▸ What is expected:
Print out every record exactly as it appears.

Data supplied START

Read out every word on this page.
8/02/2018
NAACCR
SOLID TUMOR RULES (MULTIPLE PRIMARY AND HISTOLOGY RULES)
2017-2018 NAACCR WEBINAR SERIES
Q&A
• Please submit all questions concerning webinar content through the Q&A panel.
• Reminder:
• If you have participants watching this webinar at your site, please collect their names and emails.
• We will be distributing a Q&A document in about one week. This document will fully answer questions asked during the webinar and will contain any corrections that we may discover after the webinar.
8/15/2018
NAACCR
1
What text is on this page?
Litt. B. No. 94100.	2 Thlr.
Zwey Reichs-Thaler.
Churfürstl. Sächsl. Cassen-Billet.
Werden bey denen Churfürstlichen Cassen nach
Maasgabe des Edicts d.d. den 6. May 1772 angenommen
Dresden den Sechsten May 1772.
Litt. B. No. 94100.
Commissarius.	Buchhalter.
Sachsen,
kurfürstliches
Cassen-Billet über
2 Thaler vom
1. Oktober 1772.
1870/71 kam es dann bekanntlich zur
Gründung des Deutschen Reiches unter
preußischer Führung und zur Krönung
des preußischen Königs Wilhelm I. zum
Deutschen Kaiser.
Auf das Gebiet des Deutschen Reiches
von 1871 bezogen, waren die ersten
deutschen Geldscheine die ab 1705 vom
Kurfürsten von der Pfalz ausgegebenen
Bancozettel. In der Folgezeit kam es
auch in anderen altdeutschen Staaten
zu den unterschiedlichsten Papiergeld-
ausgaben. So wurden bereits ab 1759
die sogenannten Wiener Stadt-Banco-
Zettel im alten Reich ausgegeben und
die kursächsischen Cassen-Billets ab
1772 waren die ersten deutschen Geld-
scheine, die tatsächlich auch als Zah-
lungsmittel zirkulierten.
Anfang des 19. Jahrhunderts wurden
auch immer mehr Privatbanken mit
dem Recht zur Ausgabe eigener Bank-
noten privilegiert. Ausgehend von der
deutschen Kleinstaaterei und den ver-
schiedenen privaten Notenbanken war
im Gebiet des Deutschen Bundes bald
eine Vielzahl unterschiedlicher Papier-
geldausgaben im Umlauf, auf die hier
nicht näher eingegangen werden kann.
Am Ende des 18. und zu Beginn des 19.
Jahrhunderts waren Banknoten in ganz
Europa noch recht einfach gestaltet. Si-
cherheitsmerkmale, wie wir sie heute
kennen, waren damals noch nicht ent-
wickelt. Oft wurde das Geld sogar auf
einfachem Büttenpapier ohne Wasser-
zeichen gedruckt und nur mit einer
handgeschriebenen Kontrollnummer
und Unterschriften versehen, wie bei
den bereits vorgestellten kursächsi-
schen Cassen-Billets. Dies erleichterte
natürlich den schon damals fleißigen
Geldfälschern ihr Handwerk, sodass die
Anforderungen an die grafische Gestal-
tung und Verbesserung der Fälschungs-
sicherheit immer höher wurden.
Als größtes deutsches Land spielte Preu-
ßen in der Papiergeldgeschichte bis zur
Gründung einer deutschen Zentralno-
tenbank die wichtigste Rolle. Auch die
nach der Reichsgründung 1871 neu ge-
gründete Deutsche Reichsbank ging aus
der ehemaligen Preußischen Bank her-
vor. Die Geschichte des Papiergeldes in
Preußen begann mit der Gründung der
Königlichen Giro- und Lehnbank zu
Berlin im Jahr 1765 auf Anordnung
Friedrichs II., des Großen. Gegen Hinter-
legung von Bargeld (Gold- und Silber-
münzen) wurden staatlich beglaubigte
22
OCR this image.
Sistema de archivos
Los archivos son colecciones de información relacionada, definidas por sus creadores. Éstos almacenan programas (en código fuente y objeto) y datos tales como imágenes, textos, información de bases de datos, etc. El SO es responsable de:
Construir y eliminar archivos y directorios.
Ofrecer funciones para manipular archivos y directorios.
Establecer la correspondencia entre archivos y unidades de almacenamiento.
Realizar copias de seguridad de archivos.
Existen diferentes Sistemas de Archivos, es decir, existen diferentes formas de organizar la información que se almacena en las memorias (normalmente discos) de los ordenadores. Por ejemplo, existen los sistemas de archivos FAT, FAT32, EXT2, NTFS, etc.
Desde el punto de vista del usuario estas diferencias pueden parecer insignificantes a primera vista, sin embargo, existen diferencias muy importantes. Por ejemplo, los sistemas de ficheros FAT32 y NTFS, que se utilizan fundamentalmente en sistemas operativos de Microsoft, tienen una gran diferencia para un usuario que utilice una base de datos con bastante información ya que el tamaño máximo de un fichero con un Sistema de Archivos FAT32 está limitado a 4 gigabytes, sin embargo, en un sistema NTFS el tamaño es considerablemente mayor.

Data supplied END

▸ Expected output:
Read out every word on this page.
8/02/2018
NAACCR
SOLID TUMOR RULES (MULTIPLE PRIMARY AND HISTOLOGY RULES)
2017-2018 NAACCR WEBINAR SERIES
Q&A
• Please submit all questions concerning webinar content through the Q&A panel.
• Reminder:
• If you have participants watching this webinar at your site, please collect their names and emails.
• We will be distributing a Q&A document in about one week. This document will fully answer questions asked during the webinar and will contain any corrections that we may discover after the webinar.
8/15/2018
NAACCR
1
What text is on this page?
Litt. B. No. 94100.	2 Thlr.
Zwey Reichs-Thaler.
Churfürstl. Sächsl. Cassen-Billet.
Werden bey denen Churfürstlichen Cassen nach
Maasgabe des Edicts d.d. den 6. May 1772 angenommen
Dresden den Sechsten May 1772.
Litt. B. No. 94100.
Commissarius.	Buchhalter.
Sachsen,
kurfürstliches
Cassen-Billet über
2 Thaler vom
1. Oktober 1772.
1870/71 kam es dann bekanntlich zur
Gründung des Deutschen Reiches unter
preußischer Führung und zur Krönung
des preußischen Königs Wilhelm I. zum
Deutschen Kaiser.
Auf das Gebiet des Deutschen Reiches
von 1871 bezogen, waren die ersten
deutschen Geldscheine die ab 1705 vom
Kurfürsten von der Pfalz ausgegebenen
Bancozettel. In der Folgezeit kam es
auch in anderen altdeutschen Staaten
zu den unterschiedlichsten Papiergeld-
ausgaben. So wurden bereits ab 1759
die sogenannten Wiener Stadt-Banco-
Zettel im alten Reich ausgegeben und
die kursächsischen Cassen-Billets ab
1772 waren die ersten deutschen Geld-
scheine, die tatsächlich auch als Zah-
lungsmittel zirkulierten.
Anfang des 19. Jahrhunderts wurden
auch immer mehr Privatbanken mit
dem Recht zur Ausgabe eigener Bank-
noten privilegiert. Ausgehend von der
deutschen Kleinstaaterei und den ver-
schiedenen privaten Notenbanken war
im Gebiet des Deutschen Bundes bald
eine Vielzahl unterschiedlicher Papier-
geldausgaben im Umlauf, auf die hier
nicht näher eingegangen werden kann.
Am Ende des 18. und zu Beginn des 19.
Jahrhunderts waren Banknoten in ganz
Europa noch recht einfach gestaltet. Si-
cherheitsmerkmale, wie wir sie heute
kennen, waren damals noch nicht ent-
wickelt. Oft wurde das Geld sogar auf
einfachem Büttenpapier ohne Wasser-
zeichen gedruckt und nur mit einer
handgeschriebenen Kontrollnummer
und Unterschriften versehen, wie bei
den bereits vorgestellten kursächsi-
schen Cassen-Billets. Dies erleichterte
natürlich den schon damals fleißigen
Geldfälschern ihr Handwerk, sodass die
Anforderungen an die grafische Gestal-
tung und Verbesserung der Fälschungs-
sicherheit immer höher wurden.
Als größtes deutsches Land spielte Preu-
ßen in der Papiergeldgeschichte bis zur
Gründung einer deutschen Zentralno-
tenbank die wichtigste Rolle. Auch die
nach der Reichsgründung 1871 neu ge-
gründete Deutsche Reichsbank ging aus
der ehemaligen Preußischen Bank her-
vor. Die Geschichte des Papiergeldes in
Preußen begann mit der Gründung der
Königlichen Giro- und Lehnbank zu
Berlin im Jahr 1765 auf Anordnung
Friedrichs II., des Großen. Gegen Hinter-
legung von Bargeld (Gold- und Silber-
münzen) wurden staatlich beglaubigte
22
OCR this image.
Sistema de archivos
Los archivos son colecciones de información relacionada, definidas por sus creadores. Éstos almacenan programas (en código fuente y objeto) y datos tales como imágenes, textos, información de bases de datos, etc. El SO es responsable de:
Construir y eliminar archivos y directorios.
Ofrecer funciones para manipular archivos y directorios.
Establecer la correspondencia entre archivos y unidades de almacenamiento.
Realizar copias de seguridad de archivos.
Existen diferentes Sistemas de Archivos, es decir, existen diferentes formas de organizar la información que se almacena en las memorias (normalmente discos) de los ordenadores. Por ejemplo, existen los sistemas de archivos FAT, FAT32, EXT2, NTFS, etc.
Desde el punto de vista del usuario estas diferencias pueden parecer insignificantes a primera vista, sin embargo, existen diferencias muy importantes. Por ejemplo, los sistemas de ficheros FAT32 y NTFS, que se utilizan fundamentalmente en sistemas operativos de Microsoft, tienen una gran diferencia para un usuario que utilice una base de datos con bastante información ya que el tamaño máximo de un fichero con un Sistema de Archivos FAT32 está limitado a 4 gigabytes, sin embargo, en un sistema NTFS el tamaño es considerablemente mayor.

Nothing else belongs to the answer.